== TEXTO DE ORIGEM ==

Rio Branco, AC, 17 de setembro de 2026 17:51

Defesa de pai de Vorcaro pede fim da prisão preventiva por excesso de prazo

Advogados afirmam que pai de Daniel Vorcaro está preso há mais de 90 dias enquanto processos do caso Master estão paralisados no STF

A defesa de Henrique Vorcaro, pai do ex-banqueiro Daniel Vorcaro, solicitou nesta quarta-feira (16) ao Supremo Tribunal Federal (STF) a revogação da prisão preventiva do empresário. Os advogados alegam excesso de prazo e afirmam que ele permanece detido há mais de 90 dias sem que um pedido de liberdade tenha sido analisado. A defesa também relaciona a demora à suspensão da tramitação dos processos ligados ao caso Master na Corte.

Henrique Vorcaro foi preso em maio durante a sexta fase da Operação Compliance Zero, investigação da Polícia Federal que apura suspeitas de corrupção de agentes públicos e fraudes financeiras envolvendo o Banco Master. A prisão preventiva foi determinada pelo ministro André Mendonça, relator do caso no STF, e posteriormente mantida pela Segunda Turma da Corte. Segundo os investigadores, Henrique teria participação em grupos utilizados para intimidar pessoas consideradas adversárias de Daniel Vorcaro.

===
== DADOS FORNECIDOS ==

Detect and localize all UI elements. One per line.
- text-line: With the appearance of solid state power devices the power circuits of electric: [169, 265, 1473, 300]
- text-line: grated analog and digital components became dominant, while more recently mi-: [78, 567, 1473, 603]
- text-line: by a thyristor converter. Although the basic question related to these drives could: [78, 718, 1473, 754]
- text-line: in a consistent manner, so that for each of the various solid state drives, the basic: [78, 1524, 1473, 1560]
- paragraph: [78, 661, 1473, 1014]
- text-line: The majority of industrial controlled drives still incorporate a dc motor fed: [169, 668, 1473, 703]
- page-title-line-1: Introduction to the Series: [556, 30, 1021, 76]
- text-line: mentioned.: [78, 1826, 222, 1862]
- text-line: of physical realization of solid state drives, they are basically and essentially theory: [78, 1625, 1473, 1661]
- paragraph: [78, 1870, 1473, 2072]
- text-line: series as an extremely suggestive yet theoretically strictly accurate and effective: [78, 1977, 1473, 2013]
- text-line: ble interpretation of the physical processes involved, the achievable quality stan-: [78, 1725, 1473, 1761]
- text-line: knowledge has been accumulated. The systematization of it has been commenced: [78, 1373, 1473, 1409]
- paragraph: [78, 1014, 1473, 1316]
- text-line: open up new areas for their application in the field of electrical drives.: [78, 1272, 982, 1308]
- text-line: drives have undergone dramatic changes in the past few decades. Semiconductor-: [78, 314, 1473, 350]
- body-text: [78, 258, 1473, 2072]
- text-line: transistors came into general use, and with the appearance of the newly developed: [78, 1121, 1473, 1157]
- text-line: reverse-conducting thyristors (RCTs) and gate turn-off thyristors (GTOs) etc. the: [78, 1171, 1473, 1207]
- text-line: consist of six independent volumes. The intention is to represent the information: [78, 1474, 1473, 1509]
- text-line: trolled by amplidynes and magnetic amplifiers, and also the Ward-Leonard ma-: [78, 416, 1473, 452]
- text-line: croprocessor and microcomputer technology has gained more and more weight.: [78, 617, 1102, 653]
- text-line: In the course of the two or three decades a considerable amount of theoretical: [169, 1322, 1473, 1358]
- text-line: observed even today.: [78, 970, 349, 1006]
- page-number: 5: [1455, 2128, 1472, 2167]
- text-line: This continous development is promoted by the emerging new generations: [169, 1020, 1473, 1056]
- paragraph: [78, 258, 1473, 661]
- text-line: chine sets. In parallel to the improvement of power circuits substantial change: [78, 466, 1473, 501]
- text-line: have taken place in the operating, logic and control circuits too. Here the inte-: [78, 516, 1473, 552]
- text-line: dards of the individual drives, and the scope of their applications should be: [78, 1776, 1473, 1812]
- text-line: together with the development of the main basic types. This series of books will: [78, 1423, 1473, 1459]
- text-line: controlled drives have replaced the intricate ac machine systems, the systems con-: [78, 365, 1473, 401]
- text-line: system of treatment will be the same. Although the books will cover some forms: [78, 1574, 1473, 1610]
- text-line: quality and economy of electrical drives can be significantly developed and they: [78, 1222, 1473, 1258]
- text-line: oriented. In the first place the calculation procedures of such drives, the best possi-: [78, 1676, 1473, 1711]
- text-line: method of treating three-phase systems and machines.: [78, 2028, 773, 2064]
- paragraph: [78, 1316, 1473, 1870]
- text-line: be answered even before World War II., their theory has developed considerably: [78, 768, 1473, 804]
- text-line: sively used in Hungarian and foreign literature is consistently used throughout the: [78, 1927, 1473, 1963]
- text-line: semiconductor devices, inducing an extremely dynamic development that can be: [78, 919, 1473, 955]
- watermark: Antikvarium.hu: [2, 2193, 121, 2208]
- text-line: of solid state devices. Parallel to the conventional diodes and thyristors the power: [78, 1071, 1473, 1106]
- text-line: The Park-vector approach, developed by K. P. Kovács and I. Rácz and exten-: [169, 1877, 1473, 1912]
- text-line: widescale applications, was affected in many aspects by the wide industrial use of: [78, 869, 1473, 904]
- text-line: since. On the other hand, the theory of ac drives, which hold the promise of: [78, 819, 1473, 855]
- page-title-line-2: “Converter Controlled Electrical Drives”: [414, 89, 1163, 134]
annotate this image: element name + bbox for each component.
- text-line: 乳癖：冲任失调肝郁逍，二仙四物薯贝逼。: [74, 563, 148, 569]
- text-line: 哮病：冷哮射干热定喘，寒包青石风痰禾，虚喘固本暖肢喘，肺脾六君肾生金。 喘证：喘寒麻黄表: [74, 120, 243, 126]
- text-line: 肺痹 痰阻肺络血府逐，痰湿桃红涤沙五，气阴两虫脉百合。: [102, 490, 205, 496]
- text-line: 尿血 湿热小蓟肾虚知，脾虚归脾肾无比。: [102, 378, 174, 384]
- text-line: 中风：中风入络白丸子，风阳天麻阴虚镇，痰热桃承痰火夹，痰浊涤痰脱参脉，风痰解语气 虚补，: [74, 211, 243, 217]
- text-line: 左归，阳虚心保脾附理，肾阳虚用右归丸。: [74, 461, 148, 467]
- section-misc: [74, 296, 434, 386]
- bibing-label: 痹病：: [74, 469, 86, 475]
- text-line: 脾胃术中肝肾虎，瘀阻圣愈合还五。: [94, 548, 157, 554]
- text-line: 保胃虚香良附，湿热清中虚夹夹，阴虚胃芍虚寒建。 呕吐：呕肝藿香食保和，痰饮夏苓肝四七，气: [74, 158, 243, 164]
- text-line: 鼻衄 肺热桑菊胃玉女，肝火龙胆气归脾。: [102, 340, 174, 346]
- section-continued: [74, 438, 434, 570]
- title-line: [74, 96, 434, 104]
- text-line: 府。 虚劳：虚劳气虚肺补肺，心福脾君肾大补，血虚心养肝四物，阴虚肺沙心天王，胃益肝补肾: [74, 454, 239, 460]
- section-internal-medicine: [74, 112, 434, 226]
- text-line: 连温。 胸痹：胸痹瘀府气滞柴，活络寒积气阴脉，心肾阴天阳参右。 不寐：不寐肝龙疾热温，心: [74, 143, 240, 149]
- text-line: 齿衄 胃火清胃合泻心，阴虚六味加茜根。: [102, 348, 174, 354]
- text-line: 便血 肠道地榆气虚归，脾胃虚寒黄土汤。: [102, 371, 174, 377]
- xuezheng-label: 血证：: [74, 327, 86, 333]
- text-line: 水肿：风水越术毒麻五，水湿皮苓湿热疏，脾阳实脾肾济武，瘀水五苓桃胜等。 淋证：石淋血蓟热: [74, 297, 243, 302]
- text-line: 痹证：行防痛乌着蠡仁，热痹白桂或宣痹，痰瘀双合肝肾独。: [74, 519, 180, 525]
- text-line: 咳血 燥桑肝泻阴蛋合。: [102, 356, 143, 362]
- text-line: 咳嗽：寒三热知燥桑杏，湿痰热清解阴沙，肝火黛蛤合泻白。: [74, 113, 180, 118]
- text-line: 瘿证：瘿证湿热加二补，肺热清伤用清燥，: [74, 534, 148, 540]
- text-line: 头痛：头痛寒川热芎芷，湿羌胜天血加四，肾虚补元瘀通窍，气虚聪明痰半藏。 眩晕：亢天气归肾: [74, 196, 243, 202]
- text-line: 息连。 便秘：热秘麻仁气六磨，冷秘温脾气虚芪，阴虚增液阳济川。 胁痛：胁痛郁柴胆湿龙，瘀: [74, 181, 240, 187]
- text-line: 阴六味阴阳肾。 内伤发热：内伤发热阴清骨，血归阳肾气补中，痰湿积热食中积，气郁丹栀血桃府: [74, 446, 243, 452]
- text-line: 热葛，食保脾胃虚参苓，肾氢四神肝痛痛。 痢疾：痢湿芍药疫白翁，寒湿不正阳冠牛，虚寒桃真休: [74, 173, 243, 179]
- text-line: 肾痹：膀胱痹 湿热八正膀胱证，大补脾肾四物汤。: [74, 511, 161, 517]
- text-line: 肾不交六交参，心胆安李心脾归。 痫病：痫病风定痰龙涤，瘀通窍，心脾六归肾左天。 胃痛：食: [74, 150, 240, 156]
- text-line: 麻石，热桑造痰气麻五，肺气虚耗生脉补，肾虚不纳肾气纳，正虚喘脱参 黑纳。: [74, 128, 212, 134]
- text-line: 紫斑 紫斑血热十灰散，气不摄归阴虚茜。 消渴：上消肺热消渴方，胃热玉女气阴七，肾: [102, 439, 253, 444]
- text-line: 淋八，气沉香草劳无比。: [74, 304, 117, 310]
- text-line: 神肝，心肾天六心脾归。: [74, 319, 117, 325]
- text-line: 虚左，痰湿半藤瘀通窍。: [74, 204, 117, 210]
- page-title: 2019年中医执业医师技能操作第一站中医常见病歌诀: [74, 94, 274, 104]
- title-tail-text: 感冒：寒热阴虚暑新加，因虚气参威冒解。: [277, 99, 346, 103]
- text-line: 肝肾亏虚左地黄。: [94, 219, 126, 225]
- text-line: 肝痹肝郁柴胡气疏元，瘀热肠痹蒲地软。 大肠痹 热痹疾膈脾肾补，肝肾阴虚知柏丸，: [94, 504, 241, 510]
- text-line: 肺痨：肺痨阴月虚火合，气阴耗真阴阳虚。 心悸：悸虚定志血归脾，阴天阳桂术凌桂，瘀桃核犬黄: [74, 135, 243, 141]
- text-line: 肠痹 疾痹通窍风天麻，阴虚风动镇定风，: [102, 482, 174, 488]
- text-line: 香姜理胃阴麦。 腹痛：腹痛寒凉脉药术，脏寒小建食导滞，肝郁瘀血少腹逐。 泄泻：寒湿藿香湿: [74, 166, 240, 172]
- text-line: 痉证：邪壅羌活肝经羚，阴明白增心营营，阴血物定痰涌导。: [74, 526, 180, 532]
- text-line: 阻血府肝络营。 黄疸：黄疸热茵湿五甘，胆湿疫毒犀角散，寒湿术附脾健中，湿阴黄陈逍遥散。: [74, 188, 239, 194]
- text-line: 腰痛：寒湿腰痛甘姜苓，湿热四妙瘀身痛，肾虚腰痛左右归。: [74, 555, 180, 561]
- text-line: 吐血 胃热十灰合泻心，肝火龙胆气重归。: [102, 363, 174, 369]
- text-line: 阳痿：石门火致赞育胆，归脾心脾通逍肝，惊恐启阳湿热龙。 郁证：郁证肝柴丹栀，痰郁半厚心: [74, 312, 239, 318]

===

CONJUNTO DE TAREFAS -
1 > Liste todas as pessoas citadas pelo nome na notícia sobre a prisão de Henrique Vorcaro.
2 > De acordo com a notícia sobre a prisão de Henrique Vorcaro, em que argumento a defesa se baseia para pedir a revogação da prisão preventiva?
3 > Escreva a continuação da notícia sobre a prisão de Henrique Vorcaro a partir do ponto em que ela termina.
Os registros não são necessários para realizar as tarefas.

RESPOSTAS DAS TAREFAS -
1 > Henrique Vorcaro, Daniel Vorcaro e André Mendonça.

2 > A defesa alega excesso de prazo, pois Henrique Vorcaro está detido há mais de 90 dias sem que um pedido de liberdade tenha sido analisado. Os advogados atribuem essa demora à suspensão da tramitação dos processos ligados ao caso Master no STF.

3 >
De acordo com a Polícia Federal, esses grupos eram identificados pelos nomes “A Turma” e “Os Meninos” e teriam atuado por meio de ameaças presenciais e virtuais, além da obtenção irregular de informações protegidas. A defesa contesta a manutenção da prisão e argumenta que Henrique não possui foro por prerrogativa de função. Os advogados também sustentam que não há, no processo em que ele é investigado, outras pessoas que tenham direito a julgamento diretamente no Supremo.

A paralisação dos processos relacionados à Operação Compliance Zero foi determinada pelo presidente do STF, ministro Edson Fachin. A decisão está ligada à discussão sobre um pedido de investigação contra Alexandre de Moraes e à análise da própria relatoria de Mendonça no caso. O plenário da Corte discutiu o tema na terça-feira (15), mas não chegou a examinar o mérito das questões, deixando sem definição a retomada dos processos. Para a defesa de Henrique, a falta de previsão para a solução do impasse reforça o argumento de que a prisão preventiva não pode continuar por tempo indefinido.